Short exercise: Leave out the pictures and repeat the data exactly.

[Stored records]
▼▼▼
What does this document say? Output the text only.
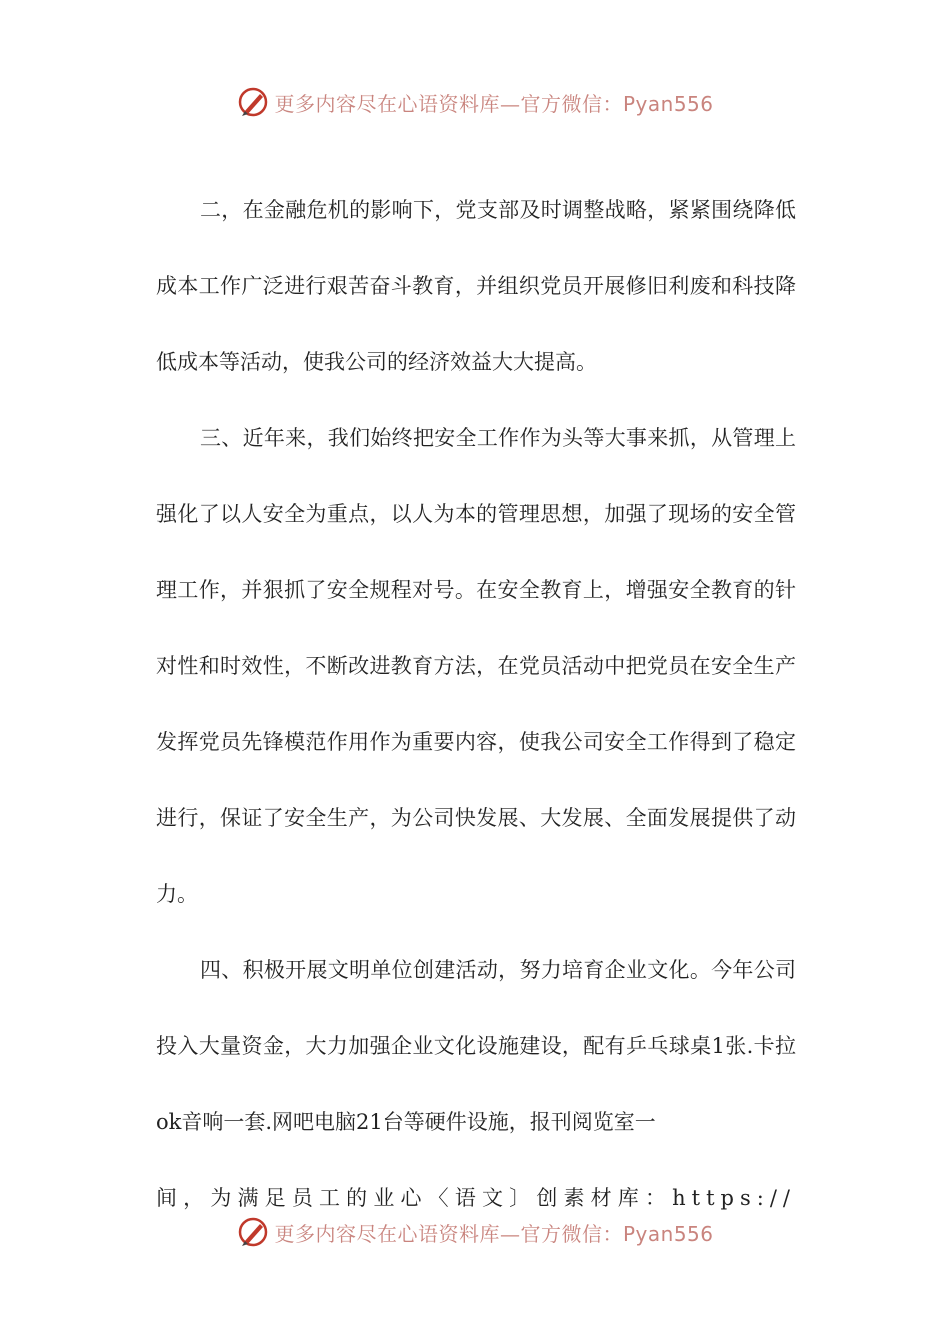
更多内容尽在心语资料库—官方微信：Pyan556

二，在金融危机的影响下，党支部及时调整战略，紧紧围绕降低成本工作广泛进行艰苦奋斗教育，并组织党员开展修旧利废和科技降低成本等活动，使我公司的经济效益大大提高。

三、近年来，我们始终把安全工作作为头等大事来抓，从管理上强化了以人安全为重点，以人为本的管理思想，加强了现场的安全管理工作，并狠抓了安全规程对号。在安全教育上，增强安全教育的针对性和时效性，不断改进教育方法，在党员活动中把党员在安全生产发挥党员先锋模范作用作为重要内容，使我公司安全工作得到了稳定进行，保证了安全生产，为公司快发展、大发展、全面发展提供了动力。

四、积极开展文明单位创建活动，努力培育企业文化。今年公司投入大量资金，大力加强企业文化设施建设，配有乒乓球桌1张.卡拉ok音响一套.网吧电脑21台等硬件设施，报刊阅览室一

间，为满足员工的业心〈语文〕创素材库：https://

更多内容尽在心语资料库—官方微信：Pyan556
▲▲▲
The reply:
What does this document say? Output the text only.
更多内容尽在心语资料库—官方微信：Pyan556

二，在金融危机的影响下，党支部及时调整战略，紧紧围绕降低成本工作广泛进行艰苦奋斗教育，并组织党员开展修旧利废和科技降低成本等活动，使我公司的经济效益大大提高。

三、近年来，我们始终把安全工作作为头等大事来抓，从管理上强化了以人安全为重点，以人为本的管理思想，加强了现场的安全管理工作，并狠抓了安全规程对号。在安全教育上，增强安全教育的针对性和时效性，不断改进教育方法，在党员活动中把党员在安全生产发挥党员先锋模范作用作为重要内容，使我公司安全工作得到了稳定进行，保证了安全生产，为公司快发展、大发展、全面发展提供了动力。

四、积极开展文明单位创建活动，努力培育企业文化。今年公司投入大量资金，大力加强企业文化设施建设，配有乒乓球桌1张.卡拉ok音响一套.网吧电脑21台等硬件设施，报刊阅览室一

间，为满足员工的业心〈语文〕创素材库：https://

更多内容尽在心语资料库—官方微信：Pyan556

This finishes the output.